● Stated problem
An exact copy of all the data is required, with pictures left out.

Start of Given records

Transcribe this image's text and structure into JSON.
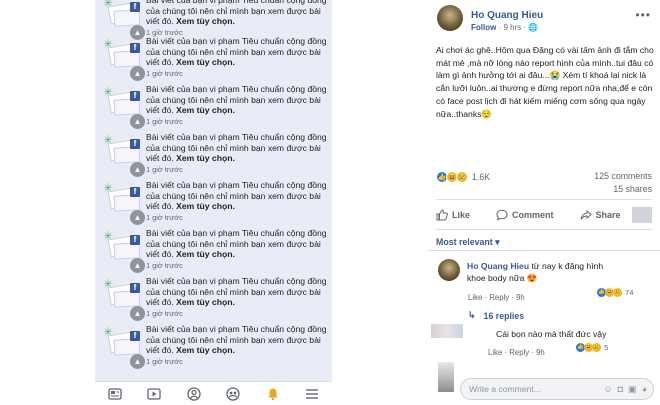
{
  "notifications": {
    "text_prefix": "Bài viết của bạn vi phạm Tiêu chuẩn cộng đồng của chúng tôi nên chỉ mình bạn xem được bài viết đó. ",
    "text_action": "Xem tùy chọn.",
    "time": "1 giờ trước",
    "fb_glyph": "f",
    "items": [
      {
        "id": 1
      },
      {
        "id": 2
      },
      {
        "id": 3
      },
      {
        "id": 4
      },
      {
        "id": 5
      },
      {
        "id": 6
      },
      {
        "id": 7
      },
      {
        "id": 8
      }
    ]
  },
  "bottom_nav": [
    {
      "icon": "news-feed-icon"
    },
    {
      "icon": "watch-icon"
    },
    {
      "icon": "profile-icon"
    },
    {
      "icon": "groups-icon"
    },
    {
      "icon": "notifications-bell-icon"
    },
    {
      "icon": "menu-icon"
    }
  ],
  "post": {
    "author": "Ho Quang Hieu",
    "follow": "Follow",
    "time": "· 9 hrs ·",
    "text": "Ai chơi ác ghê..Hôm qua Đăng có vài tấm ảnh đi tắm cho mát mẻ ,mà nỡ lòng nào report hình của mình..tui đâu có làm gì ảnh hưởng tới ai đâu...😭 Xém tí khoá lại nick là cắn lưỡi luôn..ai thương e đừng report nữa nha,để e còn có face post lịch đi hát kiếm miếng cơm sống qua ngày nữa..thanks😌",
    "reaction_count": "1.6K",
    "comments_count": "125 comments",
    "shares_count": "15 shares",
    "actions": {
      "like": "Like",
      "comment": "Comment",
      "share": "Share"
    }
  },
  "comments": {
    "sort_label": "Most relevant ▾",
    "c1": {
      "name": "Ho Quang Hieu",
      "text": " từ nay k đăng hình khoe body nữa 😍",
      "actions": "Like · Reply · 9h",
      "reaction_count": "74",
      "replies": "16 replies"
    },
    "c2": {
      "text": "Cái bọn nào mà thất đức vậy",
      "actions": "Like · Reply · 9h",
      "reaction_count": "5"
    },
    "write_placeholder": "Write a comment..."
  },
  "colors": {
    "link_blue": "#385898",
    "notif_bg": "#e9ecf7",
    "like_blue": "#2078f4",
    "haha_yellow": "#f7b125"
  }
}
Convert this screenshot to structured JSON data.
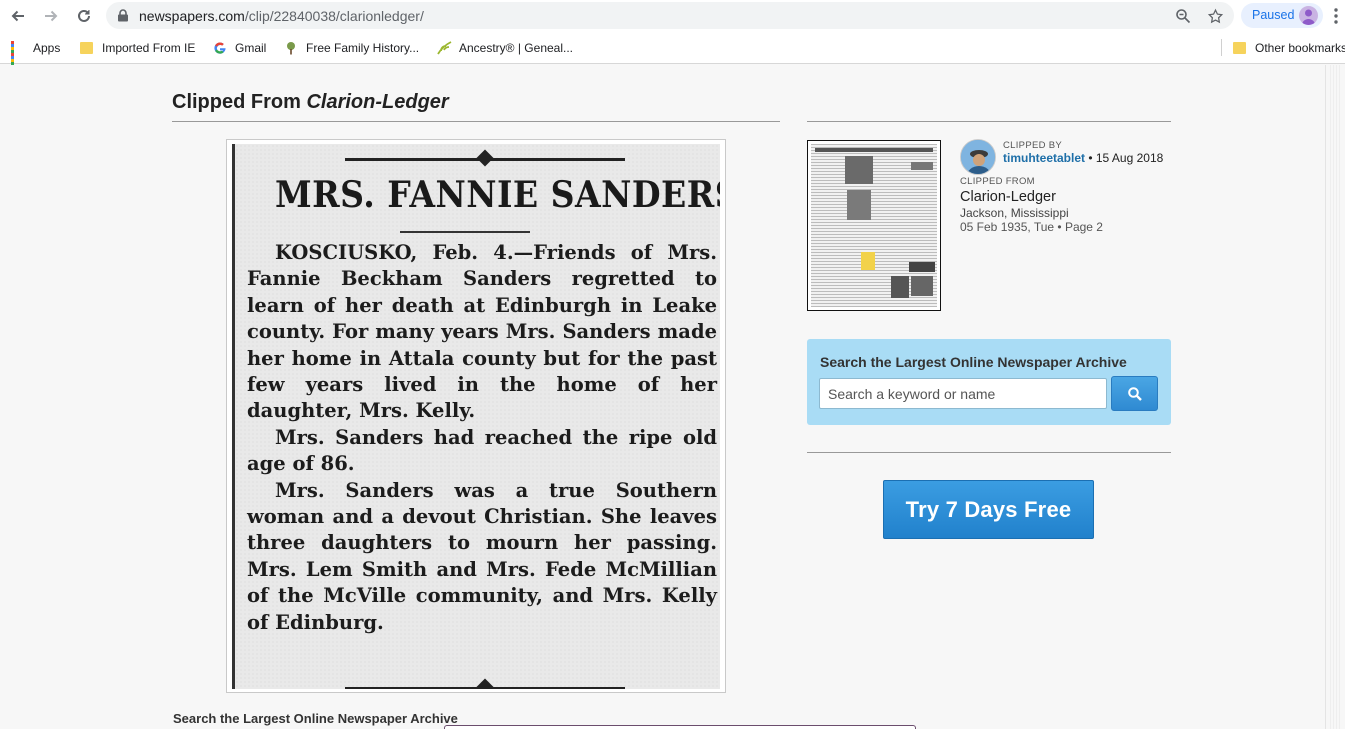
{
  "browser": {
    "url_host": "newspapers.com",
    "url_path": "/clip/22840038/clarionledger/",
    "profile_status": "Paused"
  },
  "bookmarks": [
    {
      "label": "Apps",
      "icon": "apps-grid-icon"
    },
    {
      "label": "Imported From IE",
      "icon": "folder-icon"
    },
    {
      "label": "Gmail",
      "icon": "google-icon"
    },
    {
      "label": "Free Family History...",
      "icon": "tree-icon"
    },
    {
      "label": "Ancestry® | Geneal...",
      "icon": "leaf-icon"
    },
    {
      "label": "Other bookmarks",
      "icon": "folder-icon"
    }
  ],
  "clip": {
    "title_prefix": "Clipped From ",
    "title_paper": "Clarion-Ledger",
    "headline": "MRS. FANNIE SANDERS",
    "paragraphs": [
      "KOSCIUSKO, Feb. 4.—Friends of Mrs. Fannie Beckham Sanders regretted to learn of her death at Edinburgh in Leake county. For many years Mrs. Sanders made her home in Attala county but for the past few years lived in the home of her daughter, Mrs. Kelly.",
      "Mrs. Sanders had reached the ripe old age of 86.",
      "Mrs. Sanders was a true Southern woman and a devout Christian. She leaves three daughters to mourn her passing. Mrs. Lem Smith and Mrs. Fede McMillian of the McVille community, and Mrs. Kelly of Edinburg."
    ]
  },
  "meta": {
    "clipped_by_label": "CLIPPED BY",
    "username": "timuhteetablet",
    "clip_date": " • 15 Aug 2018",
    "clipped_from_label": "CLIPPED FROM",
    "paper": "Clarion-Ledger",
    "location": "Jackson, Mississippi",
    "date_page": "05 Feb 1935, Tue  •  Page 2"
  },
  "search": {
    "heading": "Search the Largest Online Newspaper Archive",
    "placeholder": "Search a keyword or name"
  },
  "cta": {
    "label": "Try 7 Days Free"
  },
  "bottom": {
    "heading": "Search the Largest Online Newspaper Archive"
  },
  "colors": {
    "link": "#1e6fa8",
    "search_bg": "#a9dcf5",
    "cta": "#2a8bd6"
  }
}
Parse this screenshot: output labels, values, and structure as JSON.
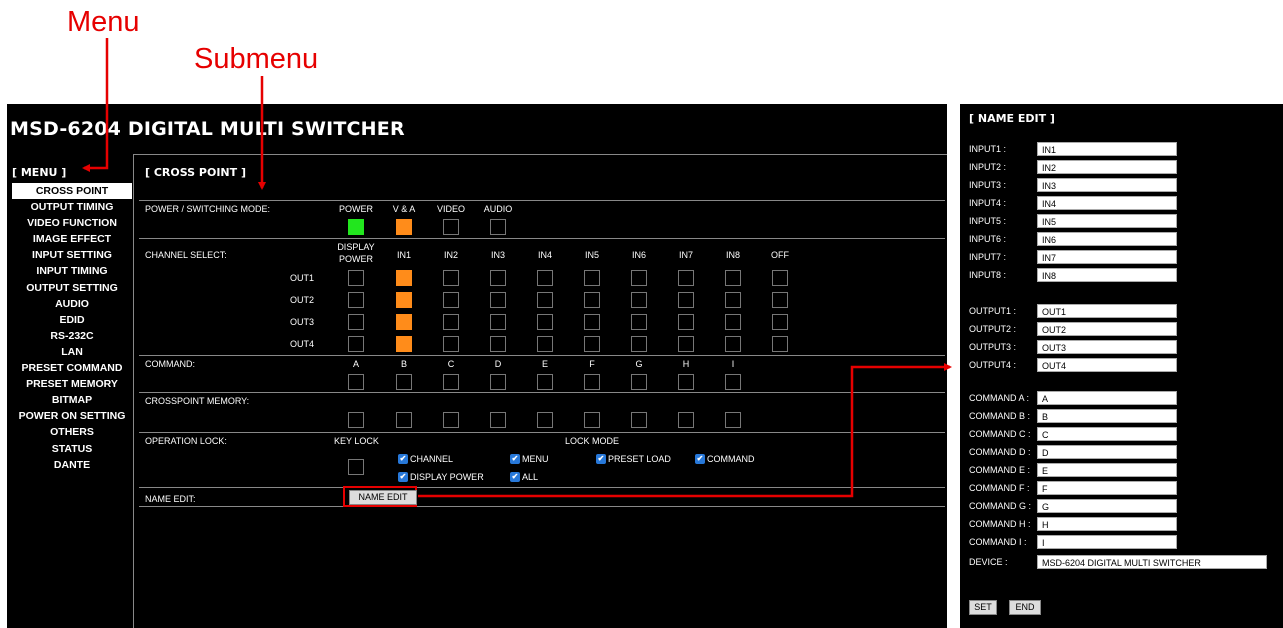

End of Given records

● Written answer
Transcribe this image's text and structure into JSON.
{
  "notifications": {
    "text_prefix": "Bài viết của bạn vi phạm Tiêu chuẩn cộng đồng của chúng tôi nên chỉ mình bạn xem được bài viết đó. ",
    "text_action": "Xem tùy chọn.",
    "time": "1 giờ trước",
    "fb_glyph": "f",
    "items": [
      {
        "id": 1
      },
      {
        "id": 2
      },
      {
        "id": 3
      },
      {
        "id": 4
      },
      {
        "id": 5
      },
      {
        "id": 6
      },
      {
        "id": 7
      },
      {
        "id": 8
      }
    ]
  },
  "bottom_nav": [
    {
      "icon": "news-feed-icon"
    },
    {
      "icon": "watch-icon"
    },
    {
      "icon": "profile-icon"
    },
    {
      "icon": "groups-icon"
    },
    {
      "icon": "notifications-bell-icon"
    },
    {
      "icon": "menu-icon"
    }
  ],
  "post": {
    "author": "Ho Quang Hieu",
    "follow": "Follow",
    "time": "· 9 hrs ·",
    "text": "Ai chơi ác ghê..Hôm qua Đăng có vài tấm ảnh đi tắm cho mát mẻ ,mà nỡ lòng nào report hình của mình..tui đâu có làm gì ảnh hưởng tới ai đâu...😭 Xém tí khoá lại nick là cắn lưỡi luôn..ai thương e đừng report nữa nha,để e còn có face post lịch đi hát kiếm miếng cơm sống qua ngày nữa..thanks😌",
    "reaction_count": "1.6K",
    "comments_count": "125 comments",
    "shares_count": "15 shares",
    "actions": {
      "like": "Like",
      "comment": "Comment",
      "share": "Share"
    }
  },
  "comments": {
    "sort_label": "Most relevant ▾",
    "c1": {
      "name": "Ho Quang Hieu",
      "text": " từ nay k đăng hình khoe body nữa 😍",
      "actions": "Like · Reply · 9h",
      "reaction_count": "74",
      "replies": "16 replies"
    },
    "c2": {
      "text": "Cái bọn nào mà thất đức vậy",
      "actions": "Like · Reply · 9h",
      "reaction_count": "5"
    },
    "write_placeholder": "Write a comment..."
  },
  "colors": {
    "link_blue": "#385898",
    "notif_bg": "#e9ecf7",
    "like_blue": "#2078f4",
    "haha_yellow": "#f7b125"
  }
}
Convert this screenshot to structured JSON data.
{
  "browser": {
    "url_host": "newspapers.com",
    "url_path": "/clip/22840038/clarionledger/",
    "profile_status": "Paused"
  },
  "bookmarks": [
    {
      "label": "Apps",
      "icon": "apps-grid-icon"
    },
    {
      "label": "Imported From IE",
      "icon": "folder-icon"
    },
    {
      "label": "Gmail",
      "icon": "google-icon"
    },
    {
      "label": "Free Family History...",
      "icon": "tree-icon"
    },
    {
      "label": "Ancestry® | Geneal...",
      "icon": "leaf-icon"
    },
    {
      "label": "Other bookmarks",
      "icon": "folder-icon"
    }
  ],
  "clip": {
    "title_prefix": "Clipped From ",
    "title_paper": "Clarion-Ledger",
    "headline": "MRS. FANNIE SANDERS",
    "paragraphs": [
      "KOSCIUSKO, Feb. 4.—Friends of Mrs. Fannie Beckham Sanders regretted to learn of her death at Edinburgh in Leake county. For many years Mrs. Sanders made her home in Attala county but for the past few years lived in the home of her daughter, Mrs. Kelly.",
      "Mrs. Sanders had reached the ripe old age of 86.",
      "Mrs. Sanders was a true Southern woman and a devout Christian. She leaves three daughters to mourn her passing. Mrs. Lem Smith and Mrs. Fede McMillian of the McVille community, and Mrs. Kelly of Edinburg."
    ]
  },
  "meta": {
    "clipped_by_label": "CLIPPED BY",
    "username": "timuhteetablet",
    "clip_date": " • 15 Aug 2018",
    "clipped_from_label": "CLIPPED FROM",
    "paper": "Clarion-Ledger",
    "location": "Jackson, Mississippi",
    "date_page": "05 Feb 1935, Tue  •  Page 2"
  },
  "search": {
    "heading": "Search the Largest Online Newspaper Archive",
    "placeholder": "Search a keyword or name"
  },
  "cta": {
    "label": "Try 7 Days Free"
  },
  "bottom": {
    "heading": "Search the Largest Online Newspaper Archive"
  },
  "colors": {
    "link": "#1e6fa8",
    "search_bg": "#a9dcf5",
    "cta": "#2a8bd6"
  }
}
Parse this screenshot: output labels, values, and structure as JSON.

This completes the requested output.